Collected data:
>>>>

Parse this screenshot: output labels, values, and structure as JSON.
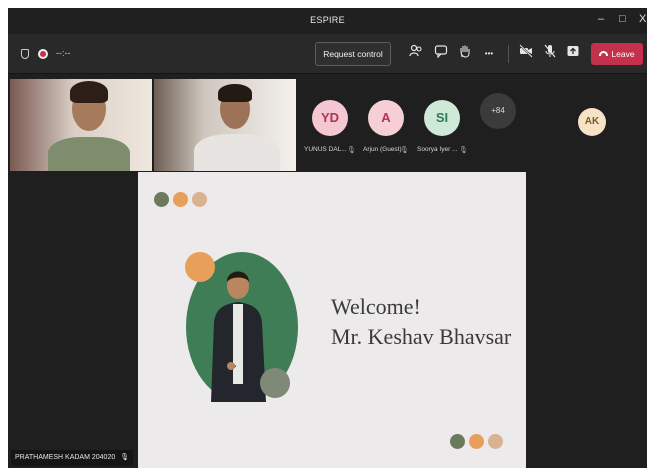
{
  "window": {
    "title": "ESPIRE",
    "minimize_glyph": "–",
    "maximize_glyph": "□",
    "close_glyph": "X"
  },
  "toolbar": {
    "timer": "--:--",
    "request_control_label": "Request control",
    "more_glyph": "•••",
    "leave_label": "Leave",
    "icons": [
      "people-icon",
      "chat-icon",
      "raise-hand-icon",
      "more-icon",
      "camera-off-icon",
      "mic-off-icon",
      "share-icon",
      "phone-icon"
    ]
  },
  "participants": {
    "avatars": [
      {
        "initials": "YD",
        "name": "YUNUS DAL...",
        "color": "#f5c7d3",
        "text_color": "#b0334f"
      },
      {
        "initials": "A",
        "name": "Arjun (Guest)",
        "color": "#f6cfd6",
        "text_color": "#b0334f"
      },
      {
        "initials": "SI",
        "name": "Soorya Iyer ...",
        "color": "#cfe9d8",
        "text_color": "#2e7d4f"
      },
      {
        "initials": "+84",
        "name": "",
        "color": "#3b3b3b",
        "text_color": "#d8d8d8"
      }
    ],
    "side_avatar": {
      "initials": "AK",
      "color": "#f7e2c6",
      "text_color": "#7a5a2a"
    }
  },
  "slide": {
    "welcome_line1": "Welcome!",
    "welcome_line2": "Mr. Keshav Bhavsar",
    "dot_colors": [
      "#6b7a5c",
      "#e89f5a",
      "#d9b28f"
    ]
  },
  "presenter_label": "PRATHAMESH KADAM 204020"
}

<<<<

Lines containing the string "name" are to be selected and copied.

● **EXERCISE SOLUTION**:
        "name": "YUNUS DAL...",
        "name": "Arjun (Guest)",
        "name": "Soorya Iyer ...",
        "name": "",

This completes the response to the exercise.